* Start Stored rows *
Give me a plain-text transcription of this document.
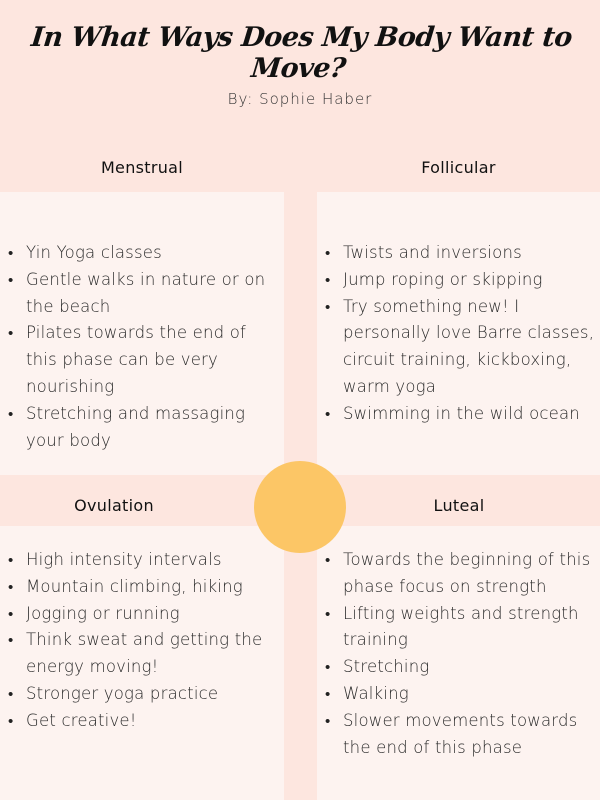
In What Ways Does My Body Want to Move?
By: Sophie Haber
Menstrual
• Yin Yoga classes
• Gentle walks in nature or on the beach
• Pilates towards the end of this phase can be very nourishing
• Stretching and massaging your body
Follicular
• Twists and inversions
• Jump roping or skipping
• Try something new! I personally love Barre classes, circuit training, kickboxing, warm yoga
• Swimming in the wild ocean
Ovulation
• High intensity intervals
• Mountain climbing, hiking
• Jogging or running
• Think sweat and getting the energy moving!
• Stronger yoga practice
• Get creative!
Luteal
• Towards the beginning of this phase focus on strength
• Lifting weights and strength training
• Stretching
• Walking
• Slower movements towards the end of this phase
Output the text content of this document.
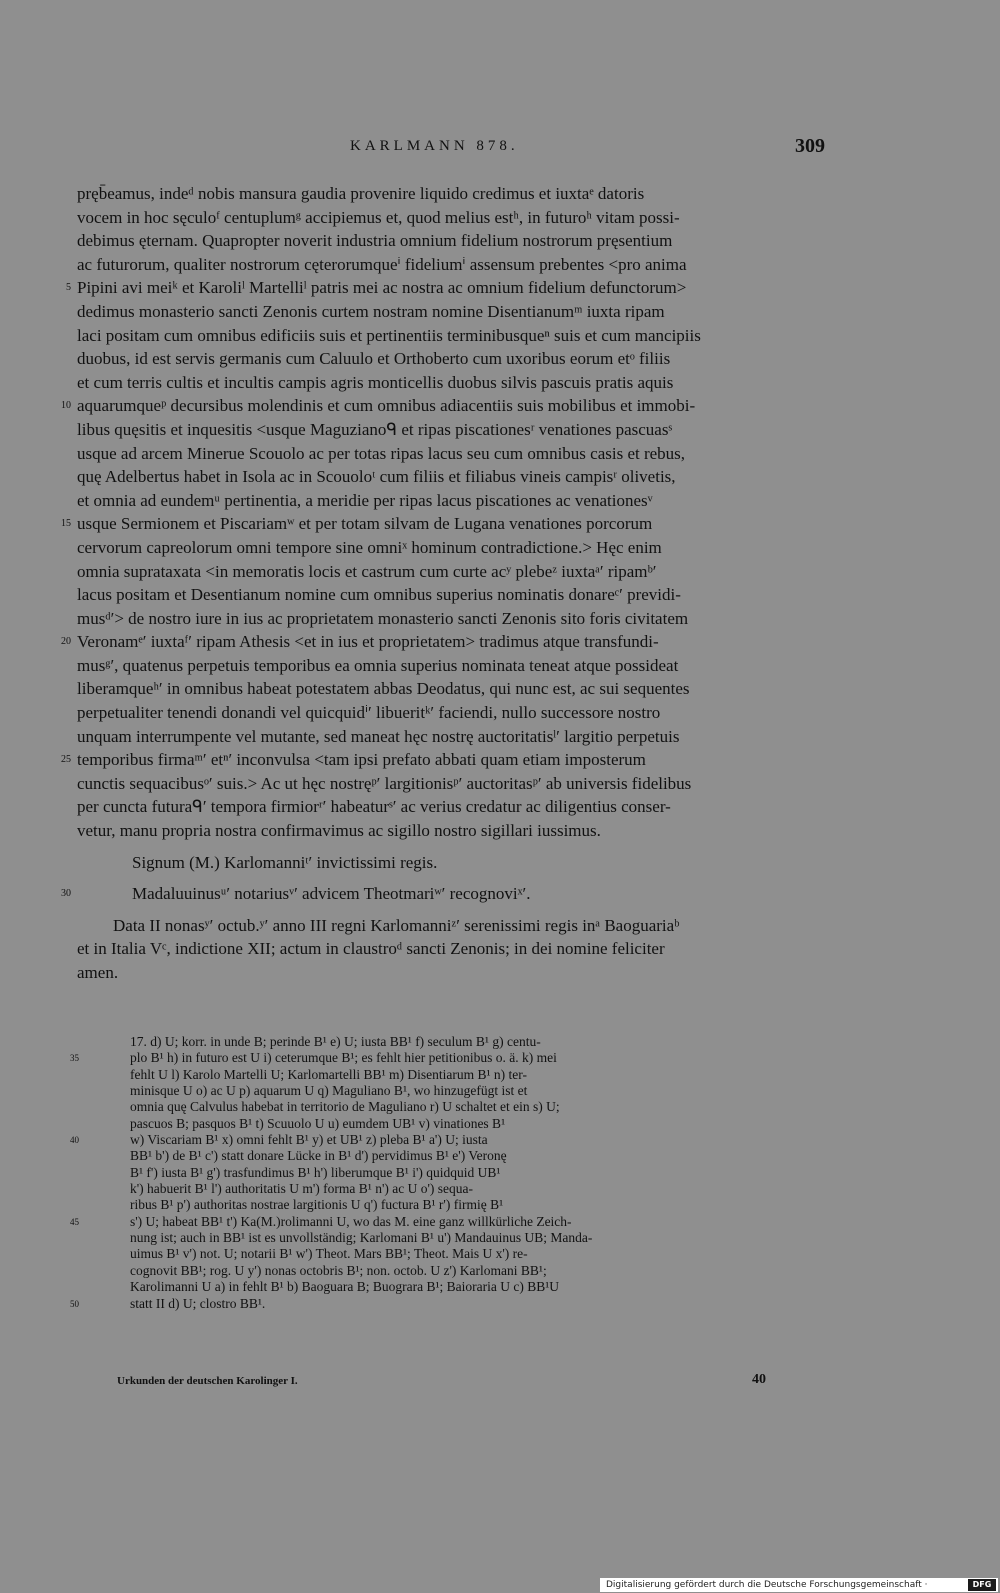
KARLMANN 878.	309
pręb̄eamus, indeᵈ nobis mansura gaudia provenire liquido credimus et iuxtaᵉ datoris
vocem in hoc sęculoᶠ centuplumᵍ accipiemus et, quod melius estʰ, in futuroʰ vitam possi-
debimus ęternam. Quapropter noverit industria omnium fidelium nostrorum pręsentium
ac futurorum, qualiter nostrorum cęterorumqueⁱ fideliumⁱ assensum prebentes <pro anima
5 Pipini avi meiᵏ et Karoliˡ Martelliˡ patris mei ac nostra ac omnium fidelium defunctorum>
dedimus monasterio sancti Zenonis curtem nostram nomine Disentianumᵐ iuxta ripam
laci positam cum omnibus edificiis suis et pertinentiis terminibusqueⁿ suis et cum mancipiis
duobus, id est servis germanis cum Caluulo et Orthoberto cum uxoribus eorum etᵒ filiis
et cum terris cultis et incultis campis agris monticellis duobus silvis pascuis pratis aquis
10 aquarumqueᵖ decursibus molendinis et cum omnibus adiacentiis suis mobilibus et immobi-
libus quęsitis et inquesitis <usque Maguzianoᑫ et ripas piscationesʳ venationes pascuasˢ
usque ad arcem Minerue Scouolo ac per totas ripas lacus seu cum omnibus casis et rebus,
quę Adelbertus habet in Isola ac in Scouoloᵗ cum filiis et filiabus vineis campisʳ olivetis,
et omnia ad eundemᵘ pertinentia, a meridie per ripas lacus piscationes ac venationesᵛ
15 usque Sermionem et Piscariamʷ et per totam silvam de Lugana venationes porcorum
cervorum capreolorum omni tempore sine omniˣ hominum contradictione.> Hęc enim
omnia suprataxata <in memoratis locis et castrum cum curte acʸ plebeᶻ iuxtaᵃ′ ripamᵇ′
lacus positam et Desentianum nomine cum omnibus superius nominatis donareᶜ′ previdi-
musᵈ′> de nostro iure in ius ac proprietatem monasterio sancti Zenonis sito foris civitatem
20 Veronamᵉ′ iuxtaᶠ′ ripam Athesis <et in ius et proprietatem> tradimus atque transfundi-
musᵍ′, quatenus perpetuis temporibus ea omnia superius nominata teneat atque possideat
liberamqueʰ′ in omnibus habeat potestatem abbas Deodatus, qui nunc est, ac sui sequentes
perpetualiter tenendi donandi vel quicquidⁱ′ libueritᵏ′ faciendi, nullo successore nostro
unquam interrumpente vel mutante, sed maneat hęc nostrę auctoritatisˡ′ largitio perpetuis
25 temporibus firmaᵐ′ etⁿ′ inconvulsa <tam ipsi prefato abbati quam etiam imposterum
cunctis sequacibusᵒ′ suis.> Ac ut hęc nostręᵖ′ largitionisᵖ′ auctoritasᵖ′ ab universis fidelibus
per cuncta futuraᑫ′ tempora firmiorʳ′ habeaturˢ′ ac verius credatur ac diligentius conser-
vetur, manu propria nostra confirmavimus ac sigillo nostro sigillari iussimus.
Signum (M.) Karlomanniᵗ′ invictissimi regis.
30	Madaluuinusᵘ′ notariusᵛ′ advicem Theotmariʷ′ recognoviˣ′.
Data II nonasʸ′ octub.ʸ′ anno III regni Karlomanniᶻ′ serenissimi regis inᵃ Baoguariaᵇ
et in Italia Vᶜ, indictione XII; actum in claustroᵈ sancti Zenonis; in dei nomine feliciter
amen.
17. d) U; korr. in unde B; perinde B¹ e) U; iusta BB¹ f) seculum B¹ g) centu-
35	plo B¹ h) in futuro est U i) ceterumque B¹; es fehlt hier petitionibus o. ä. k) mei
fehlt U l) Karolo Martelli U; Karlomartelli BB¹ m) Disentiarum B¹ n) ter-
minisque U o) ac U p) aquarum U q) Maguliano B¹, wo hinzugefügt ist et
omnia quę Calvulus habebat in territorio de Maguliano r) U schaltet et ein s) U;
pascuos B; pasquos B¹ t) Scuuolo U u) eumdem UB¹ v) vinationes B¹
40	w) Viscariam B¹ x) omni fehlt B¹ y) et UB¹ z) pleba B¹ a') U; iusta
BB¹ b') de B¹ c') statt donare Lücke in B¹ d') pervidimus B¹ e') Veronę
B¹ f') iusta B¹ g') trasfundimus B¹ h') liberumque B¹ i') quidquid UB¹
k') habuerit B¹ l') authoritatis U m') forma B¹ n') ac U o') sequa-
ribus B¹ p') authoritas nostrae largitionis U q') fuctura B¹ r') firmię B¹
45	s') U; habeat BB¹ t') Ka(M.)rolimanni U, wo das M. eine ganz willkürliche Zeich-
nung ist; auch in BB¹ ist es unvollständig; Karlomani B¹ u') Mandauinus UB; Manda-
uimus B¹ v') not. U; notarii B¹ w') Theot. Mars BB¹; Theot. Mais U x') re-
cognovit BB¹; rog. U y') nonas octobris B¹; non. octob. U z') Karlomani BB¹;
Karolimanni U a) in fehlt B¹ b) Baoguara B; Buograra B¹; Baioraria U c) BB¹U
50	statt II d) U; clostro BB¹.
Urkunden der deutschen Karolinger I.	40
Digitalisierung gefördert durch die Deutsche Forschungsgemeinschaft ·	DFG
* End Stored rows *
* Start Stored rows *
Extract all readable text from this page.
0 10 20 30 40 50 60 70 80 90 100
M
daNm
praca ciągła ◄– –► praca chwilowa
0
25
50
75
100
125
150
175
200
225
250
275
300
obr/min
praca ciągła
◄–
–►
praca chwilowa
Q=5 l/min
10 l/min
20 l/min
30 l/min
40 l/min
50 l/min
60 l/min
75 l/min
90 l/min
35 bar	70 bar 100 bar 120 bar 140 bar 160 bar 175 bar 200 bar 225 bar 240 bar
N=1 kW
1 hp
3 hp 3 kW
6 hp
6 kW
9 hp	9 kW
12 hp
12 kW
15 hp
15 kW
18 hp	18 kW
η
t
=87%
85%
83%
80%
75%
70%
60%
* End Stored rows *
Copy out every line of the listing that contains the string "fehlt".

35	plo B¹ h) in futuro est U i) ceterumque B¹; es fehlt hier petitionibus o. ä. k) mei
fehlt U l) Karolo Martelli U; Karlomartelli BB¹ m) Disentiarum B¹ n) ter-
40	w) Viscariam B¹ x) omni fehlt B¹ y) et UB¹ z) pleba B¹ a') U; iusta
Karolimanni U a) in fehlt B¹ b) Baoguara B; Buograra B¹; Baioraria U c) BB¹U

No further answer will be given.